**Passage to read:**

* * * * * * *

So how well would hemp grow in Oregon? According to a 1998 research 
paper by an Oregon State University crop and soil scientist, hemp is 
unlikely to become a major commodity in the Pacific Northwest.

For all the precipitation that befalls Oregon, not enough of it rains 
down during hemp's summer growing season, wrote OSU's Daryl Ehrensing.

Before federal drug laws and the advent of synthetic materials like 
nylon and petroleum-based plastics doomed hemp, it flourished in such 
Midwestern states as Kentucky and Wisconsin.

The same pattern has been playing out in Canada, where farmers have 
been legally growing hemp since 1998. Canada's breadbasket provinces, 
Manitoba and Saskatchawan, have produced 81 percent of that country's 
hemp crop. Westernmost British Columbia, with growing conditions more 
similar to Oregon, has produced 2 percent of Canadian hemp.

The old rule of thumb is that you can grow good hemp where you can 
grow good corn," Ehrensing said. "Look around the Northwest. How much 
corn do you see growing? Not much. There's a reason for that, and the 
same would be true for hemp."

But Ehrensing allowed that as long as growers in Oregon are willing 
to test the marketplace, hemp could prove a successful niche crop ­ 
especially for those with land with access to irrigation water in the 
Willamette Valley and in the Columbia River Basin.

Eugene's David Seber, a veteran of Oregon's industrial hemp movement, 
said much has changed since he first started working on 
particleboard, Fiberglas-like composite and other prototypes of 
hemp-based products in the early 1990s. Seber started out to find an 
alternative to wood-based products and reduce the need to log 
Northwest forests.

Now, worries about climate change have given hemp even more cache, he 
said, noting its potential as an alternative to petroleum-based fuel 
and plastic, as well as the plant's superior ability to capture 
carbon emissions, which contribute to global warming.

Tom Murphy, spokesman for the Hemp Industries Association, said 
Oregon may prove an attractive place to grow hemp because, like the 
rest of the region, it has several hubs of hemp product manufacturing 
and consumption. Besides Eugene's Merry Hempsters and Earthbound 
Creations, similar businesses in Portland and Ashland are 
contributing to the estimated $113 million in North American annual 
retail sales by companies affiliated with his hemp trade association.

* * * * * * *

**Entries shown:**
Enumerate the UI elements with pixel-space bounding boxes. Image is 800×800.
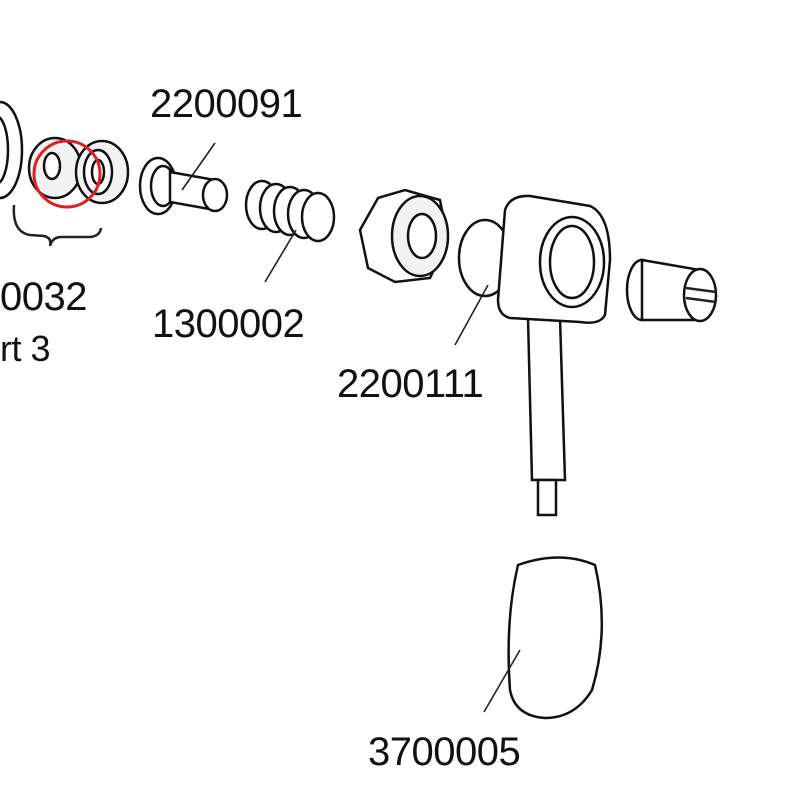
part-label-washer-set: 0032: [0, 275, 87, 319]
washer-pair: [27, 136, 130, 205]
ring-part: [0, 100, 24, 200]
sleeve-part: [138, 142, 229, 216]
highlight-circle: [32, 139, 102, 209]
knob-part: [483, 556, 604, 720]
part-label-washer-note: rt 3: [0, 328, 51, 369]
spring-part: [244, 179, 336, 283]
lever-body-part: [496, 194, 612, 517]
part-label-sleeve: 2200091: [150, 82, 303, 126]
bracket: [12, 204, 103, 247]
screw-part: [625, 258, 718, 323]
part-label-knob: 3700005: [368, 730, 521, 774]
nut-part: [358, 188, 450, 284]
part-label-lever-body: 2200111: [337, 362, 484, 406]
part-label-spring: 1300002: [152, 302, 305, 346]
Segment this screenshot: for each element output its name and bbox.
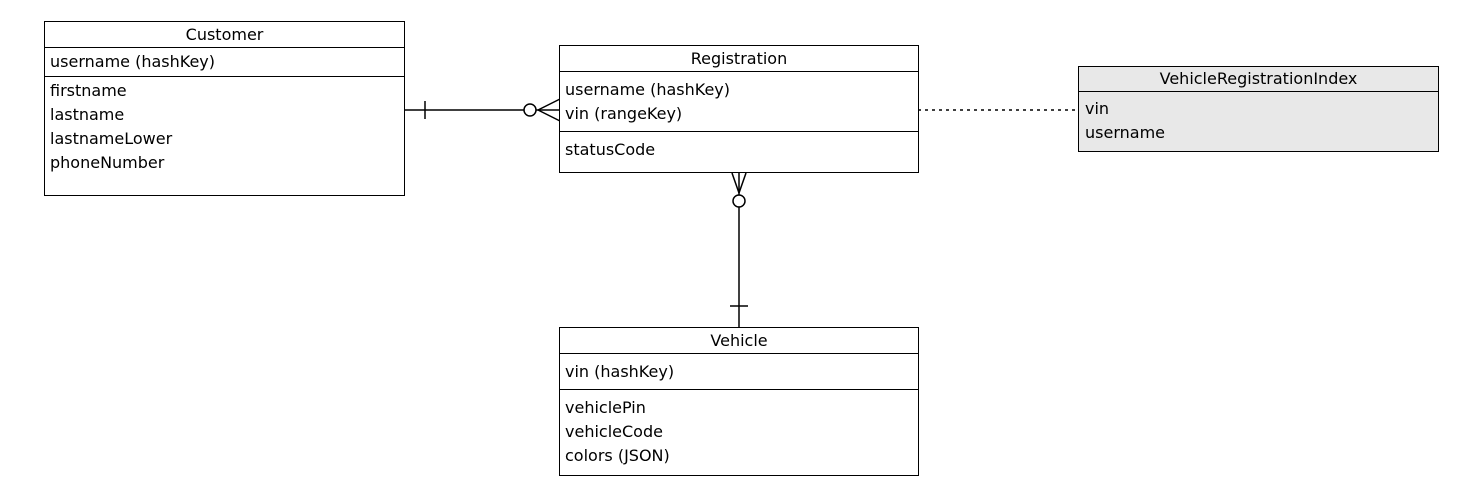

* * * * * * *

**The request:** Copy the hemp passage starting at "But Ehrensing allowed" and ending at "Columbia River Basin.", substituting "specialty crop" for "niche crop". Rely solely on the passage about growing hemp in Oregon and set the data aside.

**Task result:**
But Ehrensing allowed that as long as growers in Oregon are willing 
to test the marketplace, hemp could prove a successful specialty crop ­ 
especially for those with land with access to irrigation water in the 
Willamette Valley and in the Columbia River Basin.